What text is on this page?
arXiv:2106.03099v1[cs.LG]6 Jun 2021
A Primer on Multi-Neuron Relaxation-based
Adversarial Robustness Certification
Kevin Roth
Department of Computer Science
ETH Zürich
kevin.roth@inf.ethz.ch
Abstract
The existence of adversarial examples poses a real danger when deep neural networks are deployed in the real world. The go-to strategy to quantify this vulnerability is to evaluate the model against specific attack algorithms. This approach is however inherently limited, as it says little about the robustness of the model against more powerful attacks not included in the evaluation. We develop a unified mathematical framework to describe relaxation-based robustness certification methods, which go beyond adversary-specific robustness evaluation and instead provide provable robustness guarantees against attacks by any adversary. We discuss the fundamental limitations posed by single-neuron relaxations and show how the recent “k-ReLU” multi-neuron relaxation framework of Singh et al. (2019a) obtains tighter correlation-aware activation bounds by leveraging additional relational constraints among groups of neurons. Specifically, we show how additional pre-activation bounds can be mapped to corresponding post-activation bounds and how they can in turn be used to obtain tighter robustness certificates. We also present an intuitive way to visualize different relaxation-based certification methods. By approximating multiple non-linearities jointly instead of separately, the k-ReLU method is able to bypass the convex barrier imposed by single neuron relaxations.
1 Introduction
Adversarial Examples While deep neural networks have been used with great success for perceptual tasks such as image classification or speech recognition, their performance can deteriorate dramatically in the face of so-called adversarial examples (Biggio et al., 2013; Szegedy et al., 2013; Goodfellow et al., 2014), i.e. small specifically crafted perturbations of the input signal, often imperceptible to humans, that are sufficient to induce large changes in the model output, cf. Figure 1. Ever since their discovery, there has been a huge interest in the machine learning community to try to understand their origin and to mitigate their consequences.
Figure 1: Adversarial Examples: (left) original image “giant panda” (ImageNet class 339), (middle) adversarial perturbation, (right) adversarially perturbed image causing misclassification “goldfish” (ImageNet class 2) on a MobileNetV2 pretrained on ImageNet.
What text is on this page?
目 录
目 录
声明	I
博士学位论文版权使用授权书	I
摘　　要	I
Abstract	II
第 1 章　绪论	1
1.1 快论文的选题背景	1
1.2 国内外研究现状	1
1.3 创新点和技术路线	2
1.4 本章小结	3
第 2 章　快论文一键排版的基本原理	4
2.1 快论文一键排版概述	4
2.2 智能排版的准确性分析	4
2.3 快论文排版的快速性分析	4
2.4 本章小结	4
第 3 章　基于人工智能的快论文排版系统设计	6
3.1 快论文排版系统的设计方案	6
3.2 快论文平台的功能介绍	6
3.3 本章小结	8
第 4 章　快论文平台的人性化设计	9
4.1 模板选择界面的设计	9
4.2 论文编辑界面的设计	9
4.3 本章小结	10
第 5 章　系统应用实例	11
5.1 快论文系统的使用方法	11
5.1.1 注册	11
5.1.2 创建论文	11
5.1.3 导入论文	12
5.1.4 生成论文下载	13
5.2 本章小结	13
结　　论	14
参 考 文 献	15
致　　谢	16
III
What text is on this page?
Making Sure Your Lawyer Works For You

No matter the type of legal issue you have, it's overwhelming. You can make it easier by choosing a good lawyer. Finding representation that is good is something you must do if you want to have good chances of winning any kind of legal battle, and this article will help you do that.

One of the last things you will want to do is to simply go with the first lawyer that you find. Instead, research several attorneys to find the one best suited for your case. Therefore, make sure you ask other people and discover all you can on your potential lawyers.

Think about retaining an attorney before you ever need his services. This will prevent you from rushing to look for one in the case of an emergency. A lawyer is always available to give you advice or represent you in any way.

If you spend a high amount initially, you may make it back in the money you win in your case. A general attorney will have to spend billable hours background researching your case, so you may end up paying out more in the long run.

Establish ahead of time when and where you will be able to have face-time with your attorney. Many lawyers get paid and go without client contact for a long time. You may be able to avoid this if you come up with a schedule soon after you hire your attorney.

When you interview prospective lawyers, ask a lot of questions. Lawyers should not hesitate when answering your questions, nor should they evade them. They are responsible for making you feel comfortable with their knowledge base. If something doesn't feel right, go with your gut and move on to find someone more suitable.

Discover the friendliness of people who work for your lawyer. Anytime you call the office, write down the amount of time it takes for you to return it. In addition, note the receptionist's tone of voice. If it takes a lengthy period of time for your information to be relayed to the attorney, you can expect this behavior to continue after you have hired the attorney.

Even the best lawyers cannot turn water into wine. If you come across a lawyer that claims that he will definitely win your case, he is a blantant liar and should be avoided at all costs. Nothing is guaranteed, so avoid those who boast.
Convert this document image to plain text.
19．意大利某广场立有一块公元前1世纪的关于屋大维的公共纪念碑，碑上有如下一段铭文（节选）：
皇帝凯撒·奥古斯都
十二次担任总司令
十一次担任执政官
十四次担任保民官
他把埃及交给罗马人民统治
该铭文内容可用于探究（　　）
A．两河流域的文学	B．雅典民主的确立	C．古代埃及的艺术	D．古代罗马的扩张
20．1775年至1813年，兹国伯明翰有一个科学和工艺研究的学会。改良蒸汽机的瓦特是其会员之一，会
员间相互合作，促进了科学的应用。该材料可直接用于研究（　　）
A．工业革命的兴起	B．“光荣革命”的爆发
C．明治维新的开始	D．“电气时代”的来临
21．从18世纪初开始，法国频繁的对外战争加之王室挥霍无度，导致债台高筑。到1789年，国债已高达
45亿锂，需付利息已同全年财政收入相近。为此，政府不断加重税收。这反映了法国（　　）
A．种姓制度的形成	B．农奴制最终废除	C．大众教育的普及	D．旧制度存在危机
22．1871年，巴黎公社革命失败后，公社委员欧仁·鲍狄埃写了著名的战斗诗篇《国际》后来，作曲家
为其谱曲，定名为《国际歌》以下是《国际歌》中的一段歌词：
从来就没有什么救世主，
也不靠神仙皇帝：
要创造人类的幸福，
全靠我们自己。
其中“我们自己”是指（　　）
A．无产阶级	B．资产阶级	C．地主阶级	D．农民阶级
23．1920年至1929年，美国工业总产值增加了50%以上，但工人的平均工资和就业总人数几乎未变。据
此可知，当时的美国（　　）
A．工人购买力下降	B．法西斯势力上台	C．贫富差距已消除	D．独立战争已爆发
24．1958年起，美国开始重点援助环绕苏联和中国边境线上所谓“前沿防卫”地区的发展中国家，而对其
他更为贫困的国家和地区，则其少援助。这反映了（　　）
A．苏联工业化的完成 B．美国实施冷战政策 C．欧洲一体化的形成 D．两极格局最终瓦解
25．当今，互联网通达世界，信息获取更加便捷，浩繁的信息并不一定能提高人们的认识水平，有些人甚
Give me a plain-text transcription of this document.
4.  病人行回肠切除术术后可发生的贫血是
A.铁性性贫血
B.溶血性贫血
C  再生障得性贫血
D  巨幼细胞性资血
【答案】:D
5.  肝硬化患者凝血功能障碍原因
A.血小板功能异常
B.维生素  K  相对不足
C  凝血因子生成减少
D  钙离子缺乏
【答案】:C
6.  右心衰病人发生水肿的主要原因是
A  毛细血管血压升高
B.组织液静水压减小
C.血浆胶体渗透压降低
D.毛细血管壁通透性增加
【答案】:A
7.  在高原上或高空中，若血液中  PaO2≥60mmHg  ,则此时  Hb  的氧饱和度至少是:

*Exercise brief:* Copy out every line holding the string "本章小结".

*The completed task:*
1.4 本章小结	3
2.4 本章小结	4
3.3 本章小结	8
4.3 本章小结	10
5.2 本章小结	13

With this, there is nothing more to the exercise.